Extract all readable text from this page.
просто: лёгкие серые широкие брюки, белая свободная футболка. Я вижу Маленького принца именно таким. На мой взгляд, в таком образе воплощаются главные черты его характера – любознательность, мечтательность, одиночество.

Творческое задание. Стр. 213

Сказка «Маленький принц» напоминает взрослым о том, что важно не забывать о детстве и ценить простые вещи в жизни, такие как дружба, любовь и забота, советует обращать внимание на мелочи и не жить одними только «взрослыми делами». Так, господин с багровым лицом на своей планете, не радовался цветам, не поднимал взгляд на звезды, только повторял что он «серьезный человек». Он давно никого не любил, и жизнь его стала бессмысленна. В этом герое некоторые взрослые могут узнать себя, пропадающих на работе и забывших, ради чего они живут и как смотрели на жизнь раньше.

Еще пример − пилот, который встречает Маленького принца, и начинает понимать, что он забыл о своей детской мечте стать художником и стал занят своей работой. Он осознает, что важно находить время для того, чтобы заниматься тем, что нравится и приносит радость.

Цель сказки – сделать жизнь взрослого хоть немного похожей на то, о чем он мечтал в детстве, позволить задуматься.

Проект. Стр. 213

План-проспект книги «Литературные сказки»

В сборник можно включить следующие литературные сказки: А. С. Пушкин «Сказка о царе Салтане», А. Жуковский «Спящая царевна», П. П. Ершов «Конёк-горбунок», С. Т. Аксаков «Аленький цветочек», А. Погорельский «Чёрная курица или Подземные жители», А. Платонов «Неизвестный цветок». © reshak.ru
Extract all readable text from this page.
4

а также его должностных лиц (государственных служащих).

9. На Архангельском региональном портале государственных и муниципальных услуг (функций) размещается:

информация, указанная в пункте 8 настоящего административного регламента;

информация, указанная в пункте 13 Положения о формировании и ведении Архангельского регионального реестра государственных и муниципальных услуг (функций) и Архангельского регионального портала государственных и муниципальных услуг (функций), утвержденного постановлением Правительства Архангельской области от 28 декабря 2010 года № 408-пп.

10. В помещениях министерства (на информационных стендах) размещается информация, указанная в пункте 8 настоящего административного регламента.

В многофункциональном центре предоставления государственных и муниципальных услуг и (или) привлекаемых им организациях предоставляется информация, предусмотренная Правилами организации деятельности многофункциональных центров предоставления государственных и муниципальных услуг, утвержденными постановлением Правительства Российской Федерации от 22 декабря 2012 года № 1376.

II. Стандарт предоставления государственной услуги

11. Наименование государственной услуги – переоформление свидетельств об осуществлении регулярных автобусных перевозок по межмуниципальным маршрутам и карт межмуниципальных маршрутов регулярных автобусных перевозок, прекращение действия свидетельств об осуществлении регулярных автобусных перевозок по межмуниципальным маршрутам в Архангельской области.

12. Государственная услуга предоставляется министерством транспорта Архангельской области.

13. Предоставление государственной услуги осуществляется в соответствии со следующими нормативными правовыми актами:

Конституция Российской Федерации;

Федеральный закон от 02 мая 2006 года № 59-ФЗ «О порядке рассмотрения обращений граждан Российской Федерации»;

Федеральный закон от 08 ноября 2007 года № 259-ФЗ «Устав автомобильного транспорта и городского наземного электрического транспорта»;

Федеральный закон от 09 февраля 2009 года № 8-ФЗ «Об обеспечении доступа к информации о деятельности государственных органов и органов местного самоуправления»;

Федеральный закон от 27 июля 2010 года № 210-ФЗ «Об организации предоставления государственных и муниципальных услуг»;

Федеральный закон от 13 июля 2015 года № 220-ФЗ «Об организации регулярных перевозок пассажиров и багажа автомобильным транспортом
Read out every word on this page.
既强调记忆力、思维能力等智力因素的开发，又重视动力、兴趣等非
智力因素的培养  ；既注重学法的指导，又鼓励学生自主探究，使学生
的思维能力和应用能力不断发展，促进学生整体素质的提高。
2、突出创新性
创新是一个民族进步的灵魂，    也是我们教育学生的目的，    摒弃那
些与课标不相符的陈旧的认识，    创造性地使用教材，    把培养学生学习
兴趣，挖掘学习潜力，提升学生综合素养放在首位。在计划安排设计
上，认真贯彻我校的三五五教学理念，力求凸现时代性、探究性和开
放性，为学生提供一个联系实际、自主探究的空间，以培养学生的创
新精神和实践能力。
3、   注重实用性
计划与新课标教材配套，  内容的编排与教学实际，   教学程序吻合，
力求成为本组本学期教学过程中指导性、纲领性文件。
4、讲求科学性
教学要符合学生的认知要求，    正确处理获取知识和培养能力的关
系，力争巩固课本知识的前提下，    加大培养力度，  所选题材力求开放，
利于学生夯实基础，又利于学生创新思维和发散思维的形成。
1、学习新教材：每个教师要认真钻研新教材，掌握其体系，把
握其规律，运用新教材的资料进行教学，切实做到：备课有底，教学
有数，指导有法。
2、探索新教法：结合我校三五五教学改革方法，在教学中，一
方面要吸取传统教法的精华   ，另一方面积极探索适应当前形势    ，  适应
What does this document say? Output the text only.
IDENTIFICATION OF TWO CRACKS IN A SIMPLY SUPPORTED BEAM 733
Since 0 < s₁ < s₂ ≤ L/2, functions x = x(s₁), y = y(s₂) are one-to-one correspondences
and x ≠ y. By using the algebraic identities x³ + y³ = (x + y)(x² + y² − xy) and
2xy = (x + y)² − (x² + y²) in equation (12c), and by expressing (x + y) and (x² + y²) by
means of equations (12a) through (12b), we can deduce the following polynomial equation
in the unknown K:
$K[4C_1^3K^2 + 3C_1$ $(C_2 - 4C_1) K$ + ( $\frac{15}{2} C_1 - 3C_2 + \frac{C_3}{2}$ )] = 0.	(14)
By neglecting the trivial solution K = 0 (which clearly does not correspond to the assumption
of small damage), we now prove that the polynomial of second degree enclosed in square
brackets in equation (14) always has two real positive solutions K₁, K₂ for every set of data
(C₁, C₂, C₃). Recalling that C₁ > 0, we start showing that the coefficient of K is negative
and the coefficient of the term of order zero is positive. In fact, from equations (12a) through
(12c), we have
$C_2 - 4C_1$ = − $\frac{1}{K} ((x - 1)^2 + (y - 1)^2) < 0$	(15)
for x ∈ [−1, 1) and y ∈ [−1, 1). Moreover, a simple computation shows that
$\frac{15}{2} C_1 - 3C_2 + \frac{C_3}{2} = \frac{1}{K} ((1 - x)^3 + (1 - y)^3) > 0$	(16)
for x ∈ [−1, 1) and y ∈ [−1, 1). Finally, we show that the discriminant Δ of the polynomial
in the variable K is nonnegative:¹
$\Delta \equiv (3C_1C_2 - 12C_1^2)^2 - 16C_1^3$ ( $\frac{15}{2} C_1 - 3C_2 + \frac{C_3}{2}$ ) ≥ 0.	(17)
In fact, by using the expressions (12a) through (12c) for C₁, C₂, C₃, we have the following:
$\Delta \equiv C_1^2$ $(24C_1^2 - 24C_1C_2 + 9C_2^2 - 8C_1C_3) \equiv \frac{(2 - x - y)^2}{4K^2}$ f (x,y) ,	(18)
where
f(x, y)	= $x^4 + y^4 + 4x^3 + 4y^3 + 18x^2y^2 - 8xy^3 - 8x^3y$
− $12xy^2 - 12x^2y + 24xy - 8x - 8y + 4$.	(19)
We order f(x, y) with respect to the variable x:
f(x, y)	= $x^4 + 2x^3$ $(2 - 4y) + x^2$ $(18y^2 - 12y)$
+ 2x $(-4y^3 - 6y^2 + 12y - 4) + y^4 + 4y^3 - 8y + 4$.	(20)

→ **Exercise prompt**: Give every line of the material that includes the string "equations".

→ **Task answer**:
means of equations (12a) through (12b), we can deduce the following polynomial equation
and the coefficient of the term of order zero is positive. In fact, from equations (12a) through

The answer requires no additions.